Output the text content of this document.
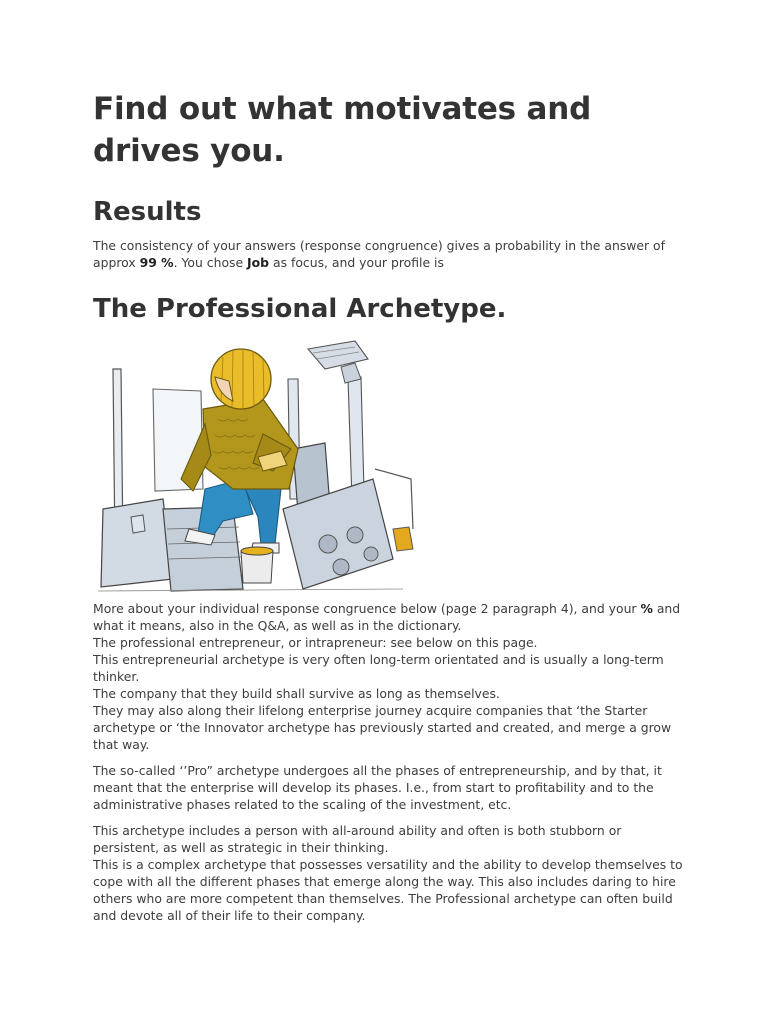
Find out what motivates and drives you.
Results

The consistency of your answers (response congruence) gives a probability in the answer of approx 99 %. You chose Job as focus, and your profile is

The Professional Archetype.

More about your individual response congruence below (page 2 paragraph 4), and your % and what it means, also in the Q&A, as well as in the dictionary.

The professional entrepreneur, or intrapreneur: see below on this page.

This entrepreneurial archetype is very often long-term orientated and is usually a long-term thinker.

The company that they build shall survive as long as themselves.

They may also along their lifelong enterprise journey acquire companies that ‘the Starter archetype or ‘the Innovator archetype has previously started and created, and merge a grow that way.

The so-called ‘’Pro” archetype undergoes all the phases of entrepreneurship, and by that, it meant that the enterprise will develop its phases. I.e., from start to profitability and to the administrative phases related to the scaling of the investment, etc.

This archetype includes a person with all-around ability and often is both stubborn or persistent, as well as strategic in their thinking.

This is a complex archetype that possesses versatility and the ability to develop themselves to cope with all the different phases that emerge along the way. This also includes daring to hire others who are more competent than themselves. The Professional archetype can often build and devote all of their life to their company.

==

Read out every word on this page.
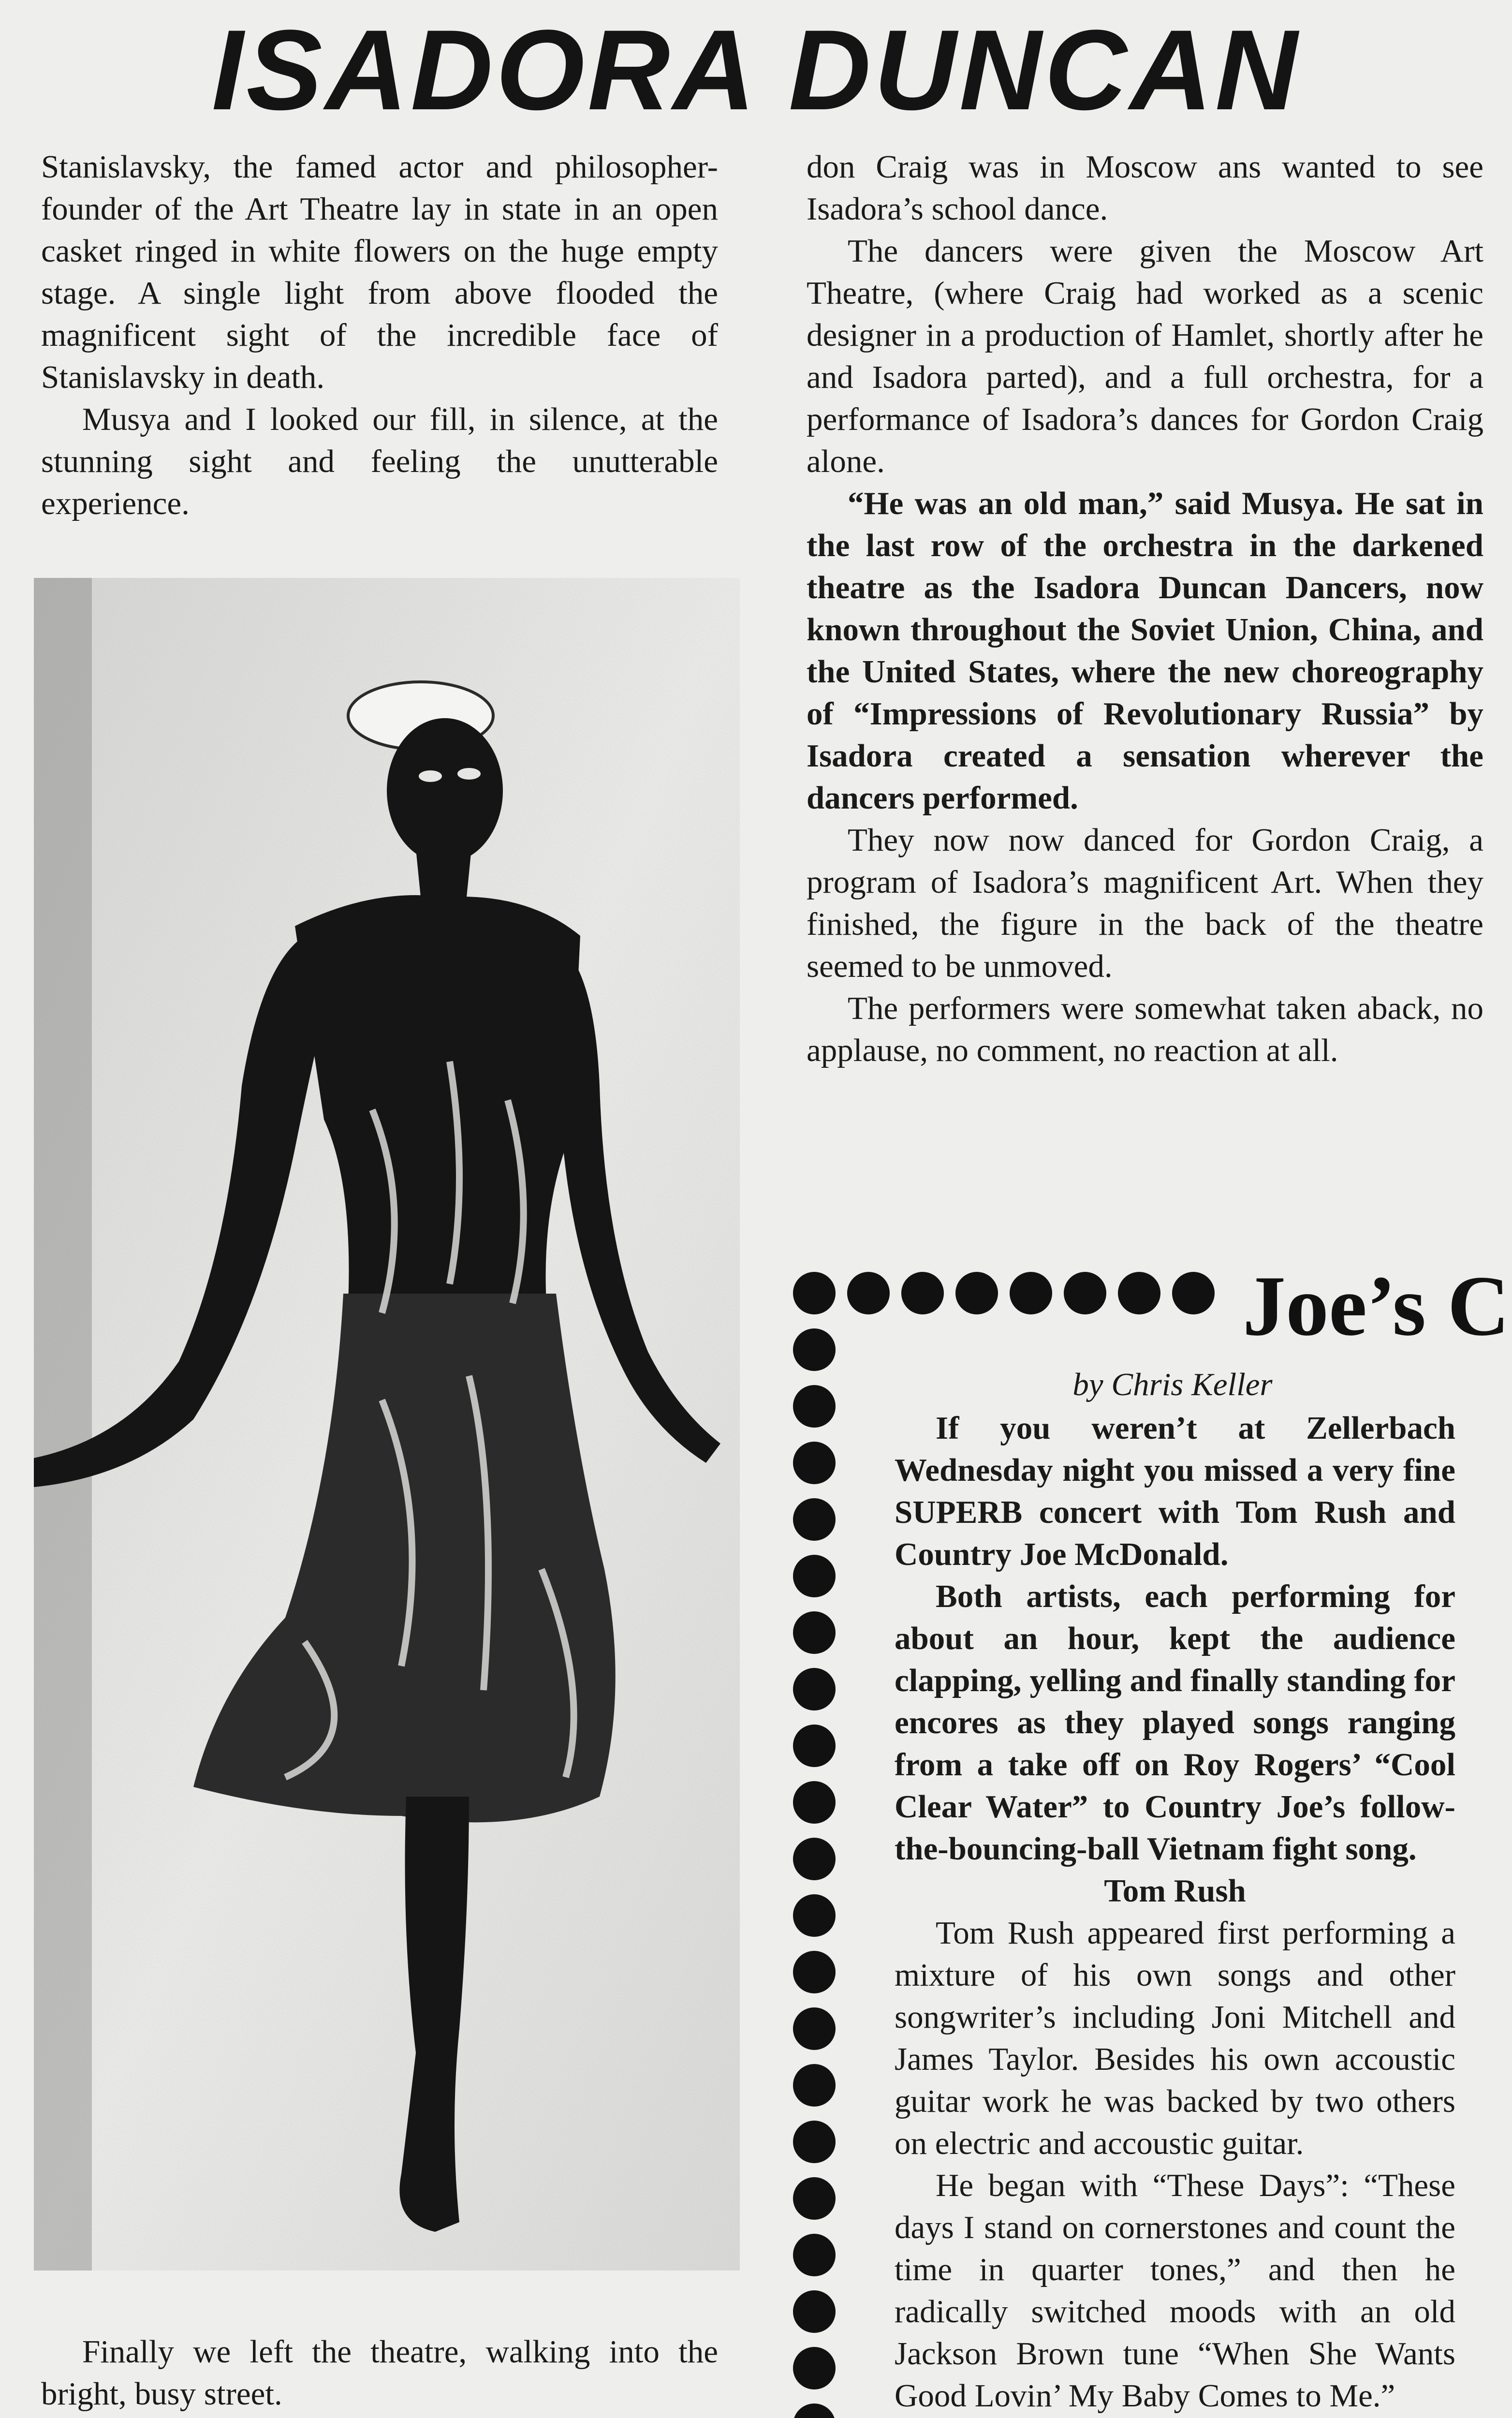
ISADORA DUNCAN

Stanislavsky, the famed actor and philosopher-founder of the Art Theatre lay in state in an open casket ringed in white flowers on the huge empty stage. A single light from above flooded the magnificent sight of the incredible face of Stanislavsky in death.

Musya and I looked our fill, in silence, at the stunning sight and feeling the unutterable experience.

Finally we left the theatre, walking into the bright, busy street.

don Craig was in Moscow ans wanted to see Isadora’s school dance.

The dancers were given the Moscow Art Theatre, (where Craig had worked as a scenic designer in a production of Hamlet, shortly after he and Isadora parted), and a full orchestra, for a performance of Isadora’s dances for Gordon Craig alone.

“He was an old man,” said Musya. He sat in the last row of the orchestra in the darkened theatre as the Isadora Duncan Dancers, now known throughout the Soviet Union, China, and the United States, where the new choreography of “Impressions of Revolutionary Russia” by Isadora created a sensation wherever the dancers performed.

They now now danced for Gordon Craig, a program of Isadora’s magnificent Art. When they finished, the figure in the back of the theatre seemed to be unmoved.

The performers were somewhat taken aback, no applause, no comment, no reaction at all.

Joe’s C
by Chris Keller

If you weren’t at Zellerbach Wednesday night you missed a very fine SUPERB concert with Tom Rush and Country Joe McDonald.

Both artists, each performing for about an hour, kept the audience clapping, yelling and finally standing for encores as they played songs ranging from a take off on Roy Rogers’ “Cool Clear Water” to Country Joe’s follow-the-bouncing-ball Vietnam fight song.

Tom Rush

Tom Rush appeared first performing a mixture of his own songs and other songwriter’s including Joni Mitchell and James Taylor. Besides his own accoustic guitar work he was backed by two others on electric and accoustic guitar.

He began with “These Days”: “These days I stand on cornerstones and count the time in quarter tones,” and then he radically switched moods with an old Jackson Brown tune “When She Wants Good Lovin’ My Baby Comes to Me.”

*GOAL*. Lines containing the string "phases" are to be selected and copied.

*SOLUTION TO THIS TASK*.
The so-called ‘’Pro” archetype undergoes all the phases of entrepreneurship, and by that, it meant that the enterprise will develop its phases. I.e., from start to profitability and to the administrative phases related to the scaling of the investment, etc.
This is a complex archetype that possesses versatility and the ability to develop themselves to cope with all the different phases that emerge along the way. This also includes daring to hire others who are more competent than themselves. The Professional archetype can often build and devote all of their life to their company.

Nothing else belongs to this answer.